SET TASK: Only the number is wanted: tally the lines below that contain the word "name".

== RECORD SET ==

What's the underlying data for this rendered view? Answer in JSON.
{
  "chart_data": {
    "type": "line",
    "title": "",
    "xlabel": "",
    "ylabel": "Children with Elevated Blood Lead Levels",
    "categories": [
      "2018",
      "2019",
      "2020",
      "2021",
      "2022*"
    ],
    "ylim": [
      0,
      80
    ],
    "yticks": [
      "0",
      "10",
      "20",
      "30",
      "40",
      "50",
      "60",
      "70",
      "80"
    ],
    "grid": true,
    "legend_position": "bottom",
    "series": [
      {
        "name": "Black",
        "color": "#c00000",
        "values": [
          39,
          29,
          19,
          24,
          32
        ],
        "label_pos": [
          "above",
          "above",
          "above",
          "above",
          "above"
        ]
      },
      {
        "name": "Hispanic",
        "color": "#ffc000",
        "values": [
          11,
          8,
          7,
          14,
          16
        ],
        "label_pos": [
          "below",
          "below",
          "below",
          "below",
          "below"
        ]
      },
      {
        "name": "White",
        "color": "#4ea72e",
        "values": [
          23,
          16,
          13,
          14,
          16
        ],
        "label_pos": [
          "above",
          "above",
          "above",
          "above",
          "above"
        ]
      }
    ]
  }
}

===

FULL OUTPUT: 3